• **Task description**: Answer with one number: how many lines hold the string "JSON".

┏━━

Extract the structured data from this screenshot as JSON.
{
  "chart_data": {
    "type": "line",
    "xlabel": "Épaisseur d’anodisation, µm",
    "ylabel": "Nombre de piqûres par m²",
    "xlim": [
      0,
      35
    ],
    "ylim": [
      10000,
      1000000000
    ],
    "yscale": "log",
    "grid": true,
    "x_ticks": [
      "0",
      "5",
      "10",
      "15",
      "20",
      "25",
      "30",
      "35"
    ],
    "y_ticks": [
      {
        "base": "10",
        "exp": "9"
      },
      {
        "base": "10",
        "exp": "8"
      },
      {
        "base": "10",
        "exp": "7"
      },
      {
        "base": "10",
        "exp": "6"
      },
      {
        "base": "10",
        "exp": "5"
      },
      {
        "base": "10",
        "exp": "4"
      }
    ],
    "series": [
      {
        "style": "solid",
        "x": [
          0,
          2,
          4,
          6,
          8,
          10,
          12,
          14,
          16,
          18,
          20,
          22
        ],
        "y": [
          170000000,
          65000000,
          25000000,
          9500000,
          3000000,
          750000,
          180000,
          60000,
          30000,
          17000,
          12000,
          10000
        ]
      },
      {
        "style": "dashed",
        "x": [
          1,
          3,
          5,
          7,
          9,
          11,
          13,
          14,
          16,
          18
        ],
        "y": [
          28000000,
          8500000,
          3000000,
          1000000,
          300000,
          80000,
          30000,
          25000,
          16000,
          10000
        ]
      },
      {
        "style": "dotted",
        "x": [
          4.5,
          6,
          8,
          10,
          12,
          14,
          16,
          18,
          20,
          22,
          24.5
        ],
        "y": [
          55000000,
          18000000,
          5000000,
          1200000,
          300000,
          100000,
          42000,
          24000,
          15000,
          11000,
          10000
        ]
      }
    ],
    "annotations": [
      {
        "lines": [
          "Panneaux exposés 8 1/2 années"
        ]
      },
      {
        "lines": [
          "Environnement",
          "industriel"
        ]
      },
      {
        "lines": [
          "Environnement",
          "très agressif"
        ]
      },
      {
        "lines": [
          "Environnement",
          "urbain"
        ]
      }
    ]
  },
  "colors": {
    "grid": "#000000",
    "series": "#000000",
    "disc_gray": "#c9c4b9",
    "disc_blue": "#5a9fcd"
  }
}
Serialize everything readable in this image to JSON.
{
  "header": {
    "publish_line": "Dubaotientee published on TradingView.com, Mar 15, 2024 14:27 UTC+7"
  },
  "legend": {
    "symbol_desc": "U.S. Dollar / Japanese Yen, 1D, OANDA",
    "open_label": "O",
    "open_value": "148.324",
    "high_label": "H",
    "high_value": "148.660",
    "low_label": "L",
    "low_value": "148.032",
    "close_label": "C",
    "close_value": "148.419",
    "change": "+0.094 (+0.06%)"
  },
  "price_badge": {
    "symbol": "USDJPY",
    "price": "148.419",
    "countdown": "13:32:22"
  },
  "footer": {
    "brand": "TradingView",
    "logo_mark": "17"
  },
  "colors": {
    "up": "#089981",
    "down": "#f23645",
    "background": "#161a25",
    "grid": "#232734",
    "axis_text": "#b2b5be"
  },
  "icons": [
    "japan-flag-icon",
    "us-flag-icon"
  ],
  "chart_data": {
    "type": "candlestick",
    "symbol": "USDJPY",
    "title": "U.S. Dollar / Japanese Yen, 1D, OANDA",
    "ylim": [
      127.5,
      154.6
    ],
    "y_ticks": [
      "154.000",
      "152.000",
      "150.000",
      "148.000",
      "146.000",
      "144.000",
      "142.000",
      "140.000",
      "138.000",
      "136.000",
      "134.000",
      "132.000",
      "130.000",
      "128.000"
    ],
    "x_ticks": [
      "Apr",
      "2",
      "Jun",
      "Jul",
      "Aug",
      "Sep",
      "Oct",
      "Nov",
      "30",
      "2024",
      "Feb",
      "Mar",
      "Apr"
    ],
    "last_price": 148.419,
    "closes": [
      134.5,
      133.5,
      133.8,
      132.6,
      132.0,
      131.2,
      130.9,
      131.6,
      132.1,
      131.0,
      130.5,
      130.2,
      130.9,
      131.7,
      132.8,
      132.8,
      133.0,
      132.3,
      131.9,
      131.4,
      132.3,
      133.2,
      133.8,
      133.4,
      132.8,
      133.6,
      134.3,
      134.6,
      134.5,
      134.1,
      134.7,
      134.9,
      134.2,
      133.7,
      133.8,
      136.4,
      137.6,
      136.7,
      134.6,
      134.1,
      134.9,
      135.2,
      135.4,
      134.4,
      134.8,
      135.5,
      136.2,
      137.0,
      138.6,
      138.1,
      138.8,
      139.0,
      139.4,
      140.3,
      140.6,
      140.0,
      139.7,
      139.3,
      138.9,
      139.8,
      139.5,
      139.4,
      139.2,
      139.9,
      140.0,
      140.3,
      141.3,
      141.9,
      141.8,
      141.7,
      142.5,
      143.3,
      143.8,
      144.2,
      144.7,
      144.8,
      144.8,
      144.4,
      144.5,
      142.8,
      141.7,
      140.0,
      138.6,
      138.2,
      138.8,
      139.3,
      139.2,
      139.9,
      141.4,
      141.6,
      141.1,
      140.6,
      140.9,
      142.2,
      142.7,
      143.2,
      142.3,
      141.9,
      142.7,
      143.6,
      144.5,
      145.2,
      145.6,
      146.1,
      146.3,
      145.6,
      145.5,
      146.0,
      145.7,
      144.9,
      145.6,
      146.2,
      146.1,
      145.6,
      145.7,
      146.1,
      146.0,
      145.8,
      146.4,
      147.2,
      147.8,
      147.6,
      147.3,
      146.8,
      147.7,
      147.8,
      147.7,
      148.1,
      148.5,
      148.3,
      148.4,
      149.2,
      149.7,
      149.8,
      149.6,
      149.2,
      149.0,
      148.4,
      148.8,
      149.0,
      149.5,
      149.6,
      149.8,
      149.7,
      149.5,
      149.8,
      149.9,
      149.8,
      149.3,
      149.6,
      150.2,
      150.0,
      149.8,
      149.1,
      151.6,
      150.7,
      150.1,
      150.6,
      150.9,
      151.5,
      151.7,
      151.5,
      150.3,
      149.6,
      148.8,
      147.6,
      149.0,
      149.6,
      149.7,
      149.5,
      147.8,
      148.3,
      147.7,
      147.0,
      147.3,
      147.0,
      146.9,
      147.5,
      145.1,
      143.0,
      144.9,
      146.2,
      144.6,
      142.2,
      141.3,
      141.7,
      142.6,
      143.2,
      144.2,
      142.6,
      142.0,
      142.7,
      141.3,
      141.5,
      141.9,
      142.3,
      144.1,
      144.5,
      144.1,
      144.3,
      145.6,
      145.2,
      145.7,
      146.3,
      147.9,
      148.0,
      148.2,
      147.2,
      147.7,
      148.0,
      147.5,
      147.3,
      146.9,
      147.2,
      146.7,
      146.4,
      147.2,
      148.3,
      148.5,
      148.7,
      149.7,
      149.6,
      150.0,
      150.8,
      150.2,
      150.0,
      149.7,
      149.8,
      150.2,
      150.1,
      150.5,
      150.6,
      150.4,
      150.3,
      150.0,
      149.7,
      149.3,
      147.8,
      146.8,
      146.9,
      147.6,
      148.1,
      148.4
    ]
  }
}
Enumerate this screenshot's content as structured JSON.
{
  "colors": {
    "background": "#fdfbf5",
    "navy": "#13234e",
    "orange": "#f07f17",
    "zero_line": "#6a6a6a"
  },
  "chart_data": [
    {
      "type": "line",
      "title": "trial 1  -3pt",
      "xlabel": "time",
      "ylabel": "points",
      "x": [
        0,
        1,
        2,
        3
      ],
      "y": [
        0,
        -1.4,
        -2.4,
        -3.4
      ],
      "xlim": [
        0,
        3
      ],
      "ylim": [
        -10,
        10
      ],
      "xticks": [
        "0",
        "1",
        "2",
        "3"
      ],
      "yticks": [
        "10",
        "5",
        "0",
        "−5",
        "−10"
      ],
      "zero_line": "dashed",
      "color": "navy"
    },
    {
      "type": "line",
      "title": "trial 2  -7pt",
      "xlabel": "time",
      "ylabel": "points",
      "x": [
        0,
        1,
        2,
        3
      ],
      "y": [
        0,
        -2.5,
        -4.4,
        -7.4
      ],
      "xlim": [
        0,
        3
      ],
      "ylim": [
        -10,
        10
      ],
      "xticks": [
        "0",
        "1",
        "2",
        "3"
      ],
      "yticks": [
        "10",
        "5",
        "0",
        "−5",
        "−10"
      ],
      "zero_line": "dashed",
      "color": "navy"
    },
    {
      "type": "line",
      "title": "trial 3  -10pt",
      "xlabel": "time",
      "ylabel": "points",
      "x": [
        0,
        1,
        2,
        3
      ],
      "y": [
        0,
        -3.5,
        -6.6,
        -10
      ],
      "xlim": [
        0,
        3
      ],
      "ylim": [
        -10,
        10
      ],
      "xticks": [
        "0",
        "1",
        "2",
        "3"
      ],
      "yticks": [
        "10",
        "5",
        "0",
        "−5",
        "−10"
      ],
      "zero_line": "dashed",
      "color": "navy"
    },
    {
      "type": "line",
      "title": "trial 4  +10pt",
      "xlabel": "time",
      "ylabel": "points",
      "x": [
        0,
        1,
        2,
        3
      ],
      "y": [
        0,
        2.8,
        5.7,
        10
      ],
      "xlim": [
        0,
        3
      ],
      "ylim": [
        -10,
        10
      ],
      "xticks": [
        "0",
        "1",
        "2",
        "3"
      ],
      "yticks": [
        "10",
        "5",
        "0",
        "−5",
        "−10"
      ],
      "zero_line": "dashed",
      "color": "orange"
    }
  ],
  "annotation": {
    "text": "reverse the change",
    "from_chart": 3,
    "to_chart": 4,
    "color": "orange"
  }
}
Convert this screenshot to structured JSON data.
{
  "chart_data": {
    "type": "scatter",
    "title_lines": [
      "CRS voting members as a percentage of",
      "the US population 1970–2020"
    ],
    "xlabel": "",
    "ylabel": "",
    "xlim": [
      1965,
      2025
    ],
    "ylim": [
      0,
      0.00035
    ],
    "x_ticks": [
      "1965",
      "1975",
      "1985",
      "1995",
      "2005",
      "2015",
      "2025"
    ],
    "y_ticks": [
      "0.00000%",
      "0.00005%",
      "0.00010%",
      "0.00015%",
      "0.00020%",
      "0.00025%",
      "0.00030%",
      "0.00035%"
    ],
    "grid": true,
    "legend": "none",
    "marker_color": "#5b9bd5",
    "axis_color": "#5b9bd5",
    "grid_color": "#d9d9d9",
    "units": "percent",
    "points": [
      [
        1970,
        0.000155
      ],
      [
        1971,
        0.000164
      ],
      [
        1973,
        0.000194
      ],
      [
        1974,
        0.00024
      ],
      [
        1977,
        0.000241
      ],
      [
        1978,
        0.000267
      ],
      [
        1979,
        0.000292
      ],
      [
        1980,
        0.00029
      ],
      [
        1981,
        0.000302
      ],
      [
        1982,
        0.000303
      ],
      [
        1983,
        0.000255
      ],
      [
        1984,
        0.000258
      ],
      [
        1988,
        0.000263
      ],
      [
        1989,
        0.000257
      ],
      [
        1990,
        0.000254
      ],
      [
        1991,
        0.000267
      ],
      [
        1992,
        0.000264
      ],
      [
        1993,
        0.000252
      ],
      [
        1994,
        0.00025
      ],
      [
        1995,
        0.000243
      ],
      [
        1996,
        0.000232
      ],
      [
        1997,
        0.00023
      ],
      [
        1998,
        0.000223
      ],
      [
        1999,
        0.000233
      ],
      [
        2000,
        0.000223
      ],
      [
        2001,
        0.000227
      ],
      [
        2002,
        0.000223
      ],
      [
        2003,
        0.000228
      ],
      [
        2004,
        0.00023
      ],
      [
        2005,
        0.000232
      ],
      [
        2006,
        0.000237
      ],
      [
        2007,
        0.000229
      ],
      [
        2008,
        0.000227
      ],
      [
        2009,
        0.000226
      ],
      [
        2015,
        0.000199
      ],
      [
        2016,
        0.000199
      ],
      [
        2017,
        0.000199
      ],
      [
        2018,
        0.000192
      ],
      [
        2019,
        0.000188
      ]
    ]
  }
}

┗━━

• **Response to the exercise**: 4